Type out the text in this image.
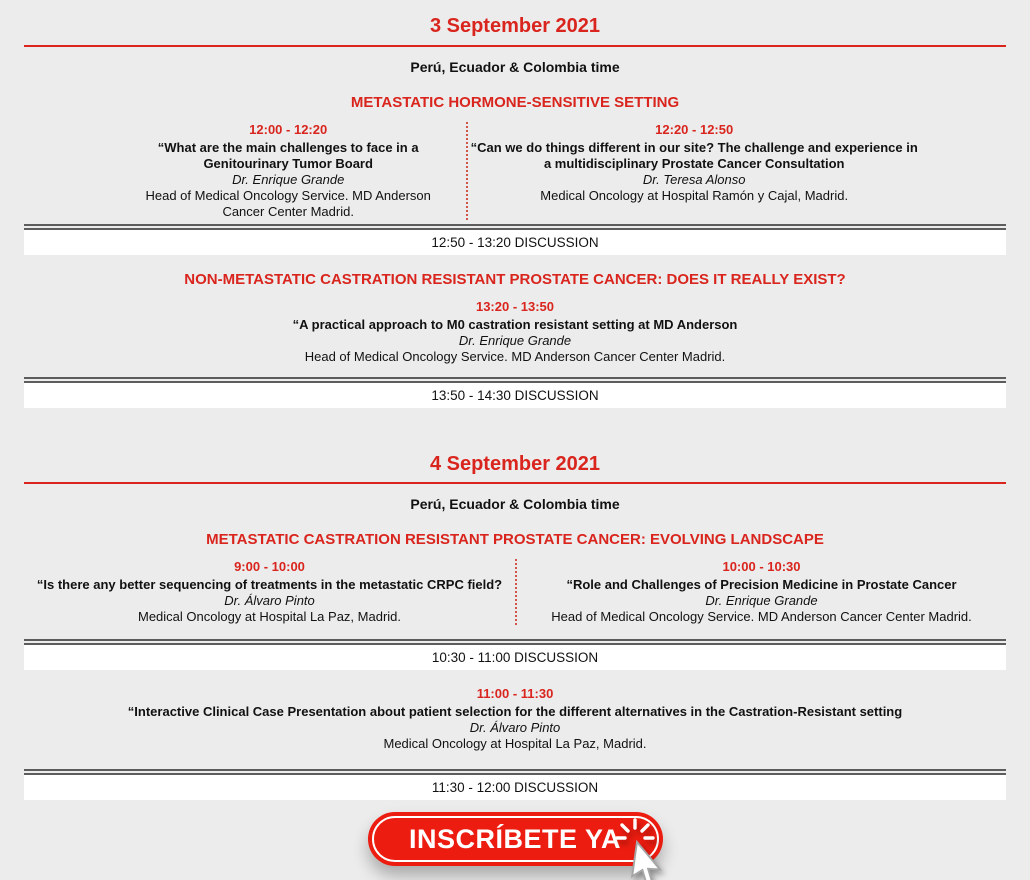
3 September 2021
Perú, Ecuador & Colombia time
METASTATIC HORMONE-SENSITIVE SETTING
12:00 - 12:20
“What are the main challenges to face in a Genitourinary Tumor Board
Dr. Enrique Grande
Head of Medical Oncology Service. MD Anderson Cancer Center Madrid.
12:20 - 12:50
“Can we do things different in our site? The challenge and experience in a multidisciplinary Prostate Cancer Consultation
Dr. Teresa Alonso
Medical Oncology at Hospital Ramón y Cajal, Madrid.
12:50 - 13:20 DISCUSSION
NON-METASTATIC CASTRATION RESISTANT PROSTATE CANCER: DOES IT REALLY EXIST?
13:20 - 13:50
“A practical approach to M0 castration resistant setting at MD Anderson
Dr. Enrique Grande
Head of Medical Oncology Service. MD Anderson Cancer Center Madrid.
13:50 - 14:30 DISCUSSION
4 September 2021
Perú, Ecuador & Colombia time
METASTATIC CASTRATION RESISTANT PROSTATE CANCER: EVOLVING LANDSCAPE
9:00 - 10:00
“Is there any better sequencing of treatments in the metastatic CRPC field?
Dr. Álvaro Pinto
Medical Oncology at Hospital La Paz, Madrid.
10:00 - 10:30
“Role and Challenges of Precision Medicine in Prostate Cancer
Dr. Enrique Grande
Head of Medical Oncology Service. MD Anderson Cancer Center Madrid.
10:30 - 11:00 DISCUSSION
11:00 - 11:30
“Interactive Clinical Case Presentation about patient selection for the different alternatives in the Castration-Resistant setting
Dr. Álvaro Pinto
Medical Oncology at Hospital La Paz, Madrid.
11:30 - 12:00 DISCUSSION
INSCRÍBETE YA
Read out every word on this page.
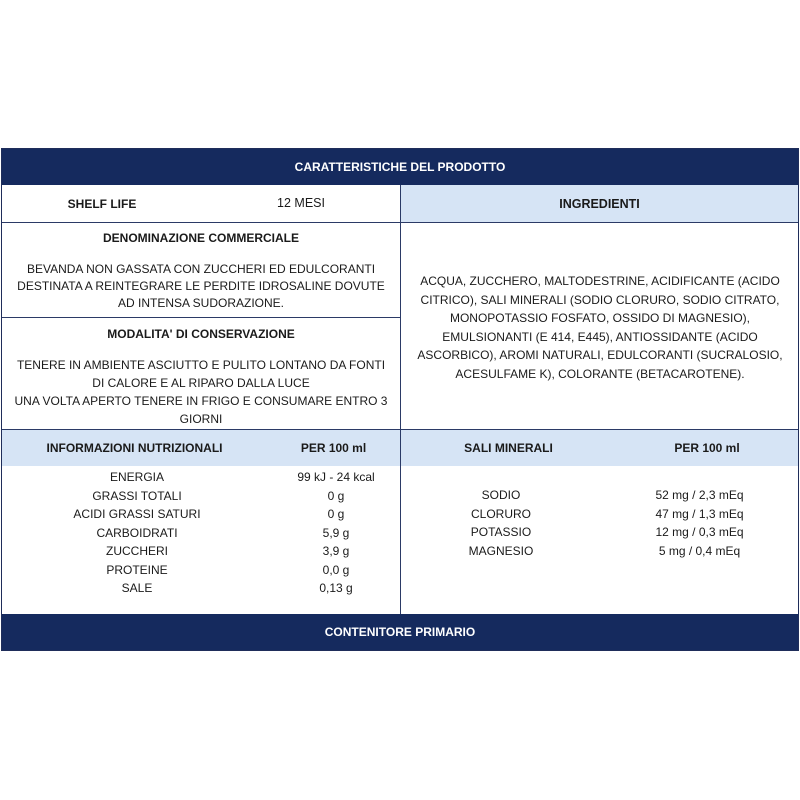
CARATTERISTICHE DEL PRODOTTO
SHELF LIFE	12 MESI	INGREDIENTI
DENOMINAZIONE COMMERCIALE
BEVANDA NON GASSATA CON ZUCCHERI ED EDULCORANTI DESTINATA A REINTEGRARE LE PERDITE IDROSALINE DOVUTE AD INTENSA SUDORAZIONE.
MODALITA' DI CONSERVAZIONE
TENERE IN AMBIENTE ASCIUTTO E PULITO LONTANO DA FONTI DI CALORE E AL RIPARO DALLA LUCE
UNA VOLTA APERTO TENERE IN FRIGO E CONSUMARE ENTRO 3 GIORNI
ACQUA, ZUCCHERO, MALTODESTRINE, ACIDIFICANTE (ACIDO CITRICO), SALI MINERALI (SODIO CLORURO, SODIO CITRATO, MONOPOTASSIO FOSFATO, OSSIDO DI MAGNESIO), EMULSIONANTI (E 414, E445), ANTIOSSIDANTE (ACIDO ASCORBICO), AROMI NATURALI, EDULCORANTI (SUCRALOSIO, ACESULFAME K), COLORANTE (BETACAROTENE).
INFORMAZIONI NUTRIZIONALI	PER 100 ml	SALI MINERALI	PER 100 ml
ENERGIA	99 kJ - 24 kcal
GRASSI TOTALI	0 g
ACIDI GRASSI SATURI	0 g
CARBOIDRATI	5,9 g
ZUCCHERI	3,9 g
PROTEINE	0,0 g
SALE	0,13 g
SODIO	52 mg / 2,3 mEq
CLORURO	47 mg / 1,3 mEq
POTASSIO	12 mg / 0,3 mEq
MAGNESIO	5 mg / 0,4 mEq
CONTENITORE PRIMARIO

··········

Each record should appear again exactly as it stands, with no picture included.

Type out the text in this image.
3 September 2021
Perú, Ecuador & Colombia time
METASTATIC HORMONE-SENSITIVE SETTING
12:00 - 12:20
“What are the main challenges to face in a Genitourinary Tumor Board
Dr. Enrique Grande
Head of Medical Oncology Service. MD Anderson Cancer Center Madrid.
12:20 - 12:50
“Can we do things different in our site? The challenge and experience in a multidisciplinary Prostate Cancer Consultation
Dr. Teresa Alonso
Medical Oncology at Hospital Ramón y Cajal, Madrid.
12:50 - 13:20 DISCUSSION
NON-METASTATIC CASTRATION RESISTANT PROSTATE CANCER: DOES IT REALLY EXIST?
13:20 - 13:50
“A practical approach to M0 castration resistant setting at MD Anderson
Dr. Enrique Grande
Head of Medical Oncology Service. MD Anderson Cancer Center Madrid.
13:50 - 14:30 DISCUSSION
4 September 2021
Perú, Ecuador & Colombia time
METASTATIC CASTRATION RESISTANT PROSTATE CANCER: EVOLVING LANDSCAPE
9:00 - 10:00
“Is there any better sequencing of treatments in the metastatic CRPC field?
Dr. Álvaro Pinto
Medical Oncology at Hospital La Paz, Madrid.
10:00 - 10:30
“Role and Challenges of Precision Medicine in Prostate Cancer
Dr. Enrique Grande
Head of Medical Oncology Service. MD Anderson Cancer Center Madrid.
10:30 - 11:00 DISCUSSION
11:00 - 11:30
“Interactive Clinical Case Presentation about patient selection for the different alternatives in the Castration-Resistant setting
Dr. Álvaro Pinto
Medical Oncology at Hospital La Paz, Madrid.
11:30 - 12:00 DISCUSSION
INSCRÍBETE YA
Read out every word on this page.
CARATTERISTICHE DEL PRODOTTO
SHELF LIFE	12 MESI	INGREDIENTI
DENOMINAZIONE COMMERCIALE
BEVANDA NON GASSATA CON ZUCCHERI ED EDULCORANTI DESTINATA A REINTEGRARE LE PERDITE IDROSALINE DOVUTE AD INTENSA SUDORAZIONE.
MODALITA' DI CONSERVAZIONE
TENERE IN AMBIENTE ASCIUTTO E PULITO LONTANO DA FONTI DI CALORE E AL RIPARO DALLA LUCE
UNA VOLTA APERTO TENERE IN FRIGO E CONSUMARE ENTRO 3 GIORNI
ACQUA, ZUCCHERO, MALTODESTRINE, ACIDIFICANTE (ACIDO CITRICO), SALI MINERALI (SODIO CLORURO, SODIO CITRATO, MONOPOTASSIO FOSFATO, OSSIDO DI MAGNESIO), EMULSIONANTI (E 414, E445), ANTIOSSIDANTE (ACIDO ASCORBICO), AROMI NATURALI, EDULCORANTI (SUCRALOSIO, ACESULFAME K), COLORANTE (BETACAROTENE).
INFORMAZIONI NUTRIZIONALI	PER 100 ml	SALI MINERALI	PER 100 ml
ENERGIA	99 kJ - 24 kcal
GRASSI TOTALI	0 g
ACIDI GRASSI SATURI	0 g
CARBOIDRATI	5,9 g
ZUCCHERI	3,9 g
PROTEINE	0,0 g
SALE	0,13 g
SODIO	52 mg / 2,3 mEq
CLORURO	47 mg / 1,3 mEq
POTASSIO	12 mg / 0,3 mEq
MAGNESIO	5 mg / 0,4 mEq
CONTENITORE PRIMARIO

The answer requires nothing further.